§ **WORK INSTRUCTIONS**: In your copy, leave out the pictures and repeat the entries below exactly.

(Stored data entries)
□ □ □

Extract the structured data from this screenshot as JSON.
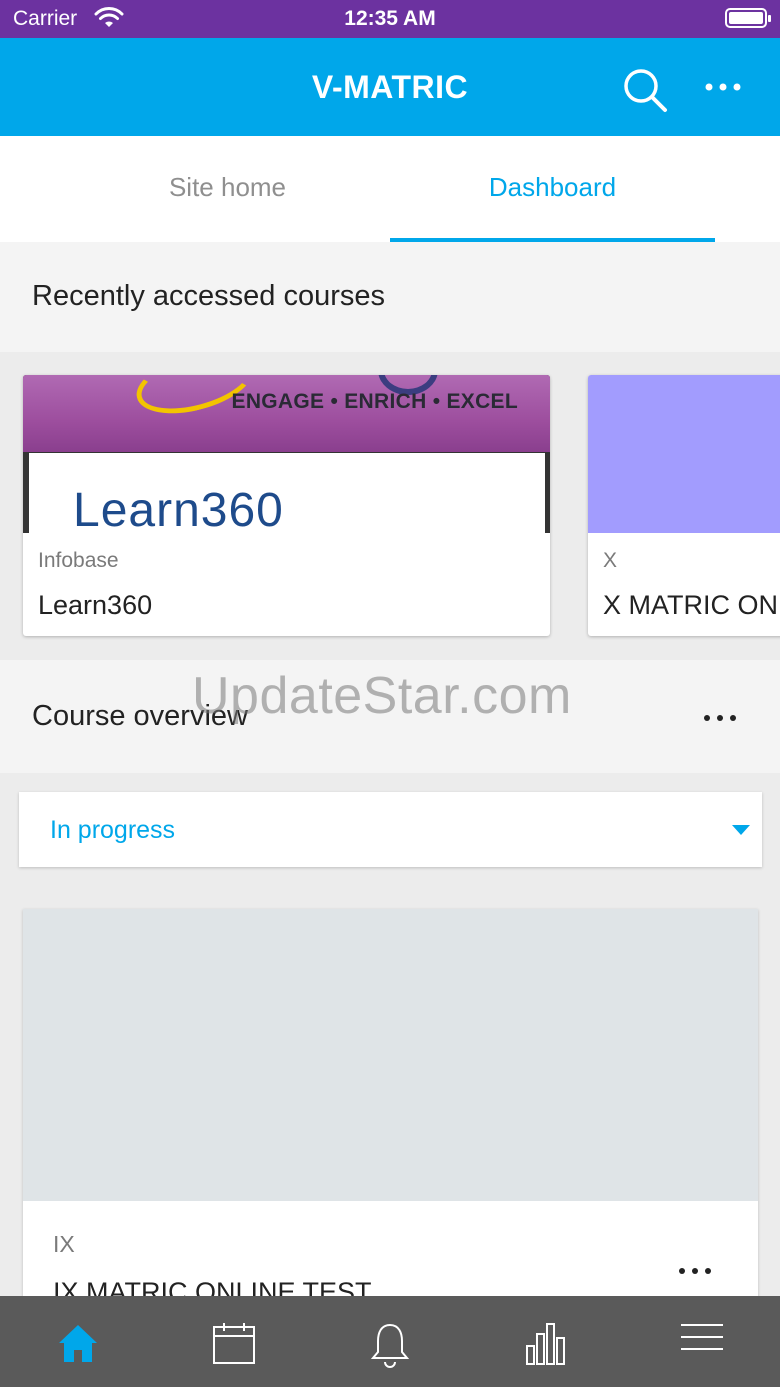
{
  "status_bar": {
    "carrier": "Carrier",
    "time": "12:35 AM"
  },
  "app_bar": {
    "title": "V-MATRIC",
    "search_icon": "search-icon",
    "more_icon": "more-horizontal-icon"
  },
  "tabs": [
    {
      "label": "Site home",
      "active": false
    },
    {
      "label": "Dashboard",
      "active": true
    }
  ],
  "recent": {
    "heading": "Recently accessed courses",
    "courses": [
      {
        "category": "Infobase",
        "name": "Learn360",
        "image_tagline": "ENGAGE • ENRICH • EXCEL",
        "image_logo_text": "Learn360"
      },
      {
        "category": "X",
        "name": "X MATRIC ONLINE TEST",
        "image_color": "#a29cfe"
      }
    ]
  },
  "overview": {
    "heading": "Course overview",
    "filter_value": "In progress",
    "course": {
      "category": "IX",
      "name": "IX MATRIC ONLINE TEST",
      "image_color": "#dfe4e7"
    }
  },
  "watermark": "UpdateStar.com",
  "bottom_nav": [
    {
      "icon": "home-icon",
      "active": true
    },
    {
      "icon": "calendar-icon",
      "active": false
    },
    {
      "icon": "bell-icon",
      "active": false
    },
    {
      "icon": "bar-chart-icon",
      "active": false
    },
    {
      "icon": "menu-icon",
      "active": false
    }
  ],
  "colors": {
    "status_bar": "#6c32a0",
    "accent": "#00a7ea",
    "bottom_nav": "#5a5a5a"
  }
}
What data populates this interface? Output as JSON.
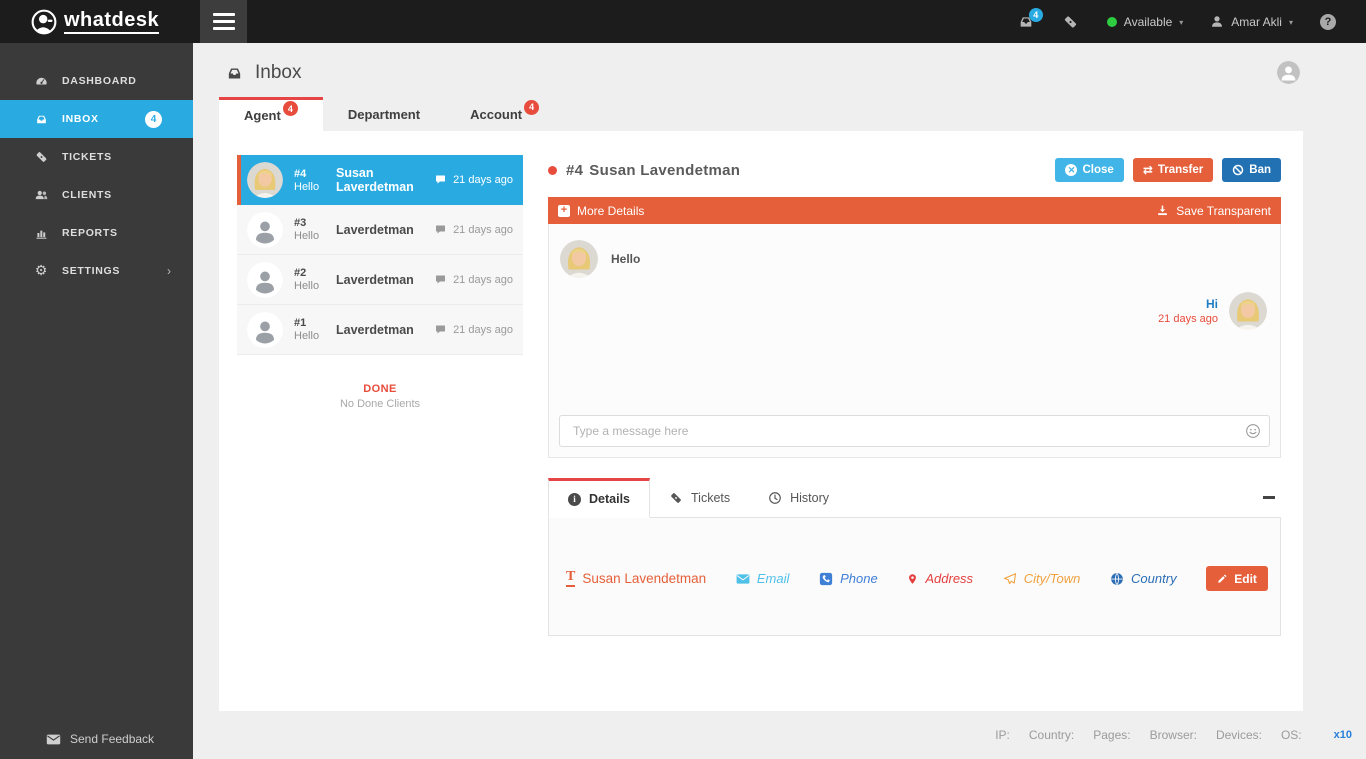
{
  "topbar": {
    "logo": "whatdesk",
    "inbox_badge": "4",
    "status_label": "Available",
    "user_name": "Amar Akli",
    "help_label": "?"
  },
  "sidebar": {
    "items": [
      {
        "label": "DASHBOARD"
      },
      {
        "label": "INBOX",
        "badge": "4",
        "active": true
      },
      {
        "label": "TICKETS"
      },
      {
        "label": "CLIENTS"
      },
      {
        "label": "REPORTS"
      },
      {
        "label": "SETTINGS",
        "chevron": "›"
      }
    ],
    "feedback_label": "Send Feedback"
  },
  "page": {
    "title": "Inbox",
    "tabs": [
      {
        "label": "Agent",
        "badge": "4",
        "active": true
      },
      {
        "label": "Department"
      },
      {
        "label": "Account",
        "badge": "4"
      }
    ]
  },
  "chat_list": {
    "items": [
      {
        "number": "#4",
        "preview": "Hello",
        "name": "Susan Laverdetman",
        "time": "21 days ago",
        "selected": true
      },
      {
        "number": "#3",
        "preview": "Hello",
        "name": "Laverdetman",
        "time": "21 days ago"
      },
      {
        "number": "#2",
        "preview": "Hello",
        "name": "Laverdetman",
        "time": "21 days ago"
      },
      {
        "number": "#1",
        "preview": "Hello",
        "name": "Laverdetman",
        "time": "21 days ago"
      }
    ],
    "done_label": "DONE",
    "done_empty": "No Done Clients"
  },
  "conversation": {
    "ticket_number": "#4",
    "client_name": "Susan Lavendetman",
    "buttons": {
      "close": "Close",
      "transfer": "Transfer",
      "ban": "Ban"
    },
    "more_details_label": "More Details",
    "save_transparent_label": "Save Transparent",
    "messages": [
      {
        "side": "left",
        "text": "Hello"
      },
      {
        "side": "right",
        "text": "Hi",
        "time": "21 days ago"
      }
    ],
    "input_placeholder": "Type a message here"
  },
  "details_panel": {
    "tabs": [
      {
        "label": "Details",
        "active": true
      },
      {
        "label": "Tickets"
      },
      {
        "label": "History"
      }
    ],
    "contact": {
      "name": "Susan Lavendetman",
      "fields": [
        "Email",
        "Phone",
        "Address",
        "City/Town",
        "Country"
      ],
      "edit_label": "Edit"
    }
  },
  "footer": {
    "labels": [
      "IP:",
      "Country:",
      "Pages:",
      "Browser:",
      "Devices:",
      "OS:"
    ],
    "multiplier": "x10"
  },
  "colors": {
    "accent_blue": "#29abe2",
    "orange": "#e5603a",
    "red": "#e74c3c",
    "ban_blue": "#2271b3",
    "online_green": "#2ecc40"
  }
}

□ □ □

§ **WRITTEN ANSWER**:
Extract the structured data from this screenshot as JSON.
{
  "status_bar": {
    "carrier": "Carrier",
    "time": "12:35 AM"
  },
  "app_bar": {
    "title": "V-MATRIC",
    "search_icon": "search-icon",
    "more_icon": "more-horizontal-icon"
  },
  "tabs": [
    {
      "label": "Site home",
      "active": false
    },
    {
      "label": "Dashboard",
      "active": true
    }
  ],
  "recent": {
    "heading": "Recently accessed courses",
    "courses": [
      {
        "category": "Infobase",
        "name": "Learn360",
        "image_tagline": "ENGAGE • ENRICH • EXCEL",
        "image_logo_text": "Learn360"
      },
      {
        "category": "X",
        "name": "X MATRIC ONLINE TEST",
        "image_color": "#a29cfe"
      }
    ]
  },
  "overview": {
    "heading": "Course overview",
    "filter_value": "In progress",
    "course": {
      "category": "IX",
      "name": "IX MATRIC ONLINE TEST",
      "image_color": "#dfe4e7"
    }
  },
  "watermark": "UpdateStar.com",
  "bottom_nav": [
    {
      "icon": "home-icon",
      "active": true
    },
    {
      "icon": "calendar-icon",
      "active": false
    },
    {
      "icon": "bell-icon",
      "active": false
    },
    {
      "icon": "bar-chart-icon",
      "active": false
    },
    {
      "icon": "menu-icon",
      "active": false
    }
  ],
  "colors": {
    "status_bar": "#6c32a0",
    "accent": "#00a7ea",
    "bottom_nav": "#5a5a5a"
  }
}
What data populates this interface? Output as JSON.
{
  "topbar": {
    "logo": "whatdesk",
    "inbox_badge": "4",
    "status_label": "Available",
    "user_name": "Amar Akli",
    "help_label": "?"
  },
  "sidebar": {
    "items": [
      {
        "label": "DASHBOARD"
      },
      {
        "label": "INBOX",
        "badge": "4",
        "active": true
      },
      {
        "label": "TICKETS"
      },
      {
        "label": "CLIENTS"
      },
      {
        "label": "REPORTS"
      },
      {
        "label": "SETTINGS",
        "chevron": "›"
      }
    ],
    "feedback_label": "Send Feedback"
  },
  "page": {
    "title": "Inbox",
    "tabs": [
      {
        "label": "Agent",
        "badge": "4",
        "active": true
      },
      {
        "label": "Department"
      },
      {
        "label": "Account",
        "badge": "4"
      }
    ]
  },
  "chat_list": {
    "items": [
      {
        "number": "#4",
        "preview": "Hello",
        "name": "Susan Laverdetman",
        "time": "21 days ago",
        "selected": true
      },
      {
        "number": "#3",
        "preview": "Hello",
        "name": "Laverdetman",
        "time": "21 days ago"
      },
      {
        "number": "#2",
        "preview": "Hello",
        "name": "Laverdetman",
        "time": "21 days ago"
      },
      {
        "number": "#1",
        "preview": "Hello",
        "name": "Laverdetman",
        "time": "21 days ago"
      }
    ],
    "done_label": "DONE",
    "done_empty": "No Done Clients"
  },
  "conversation": {
    "ticket_number": "#4",
    "client_name": "Susan Lavendetman",
    "buttons": {
      "close": "Close",
      "transfer": "Transfer",
      "ban": "Ban"
    },
    "more_details_label": "More Details",
    "save_transparent_label": "Save Transparent",
    "messages": [
      {
        "side": "left",
        "text": "Hello"
      },
      {
        "side": "right",
        "text": "Hi",
        "time": "21 days ago"
      }
    ],
    "input_placeholder": "Type a message here"
  },
  "details_panel": {
    "tabs": [
      {
        "label": "Details",
        "active": true
      },
      {
        "label": "Tickets"
      },
      {
        "label": "History"
      }
    ],
    "contact": {
      "name": "Susan Lavendetman",
      "fields": [
        "Email",
        "Phone",
        "Address",
        "City/Town",
        "Country"
      ],
      "edit_label": "Edit"
    }
  },
  "footer": {
    "labels": [
      "IP:",
      "Country:",
      "Pages:",
      "Browser:",
      "Devices:",
      "OS:"
    ],
    "multiplier": "x10"
  },
  "colors": {
    "accent_blue": "#29abe2",
    "orange": "#e5603a",
    "red": "#e74c3c",
    "ban_blue": "#2271b3",
    "online_green": "#2ecc40"
  }
}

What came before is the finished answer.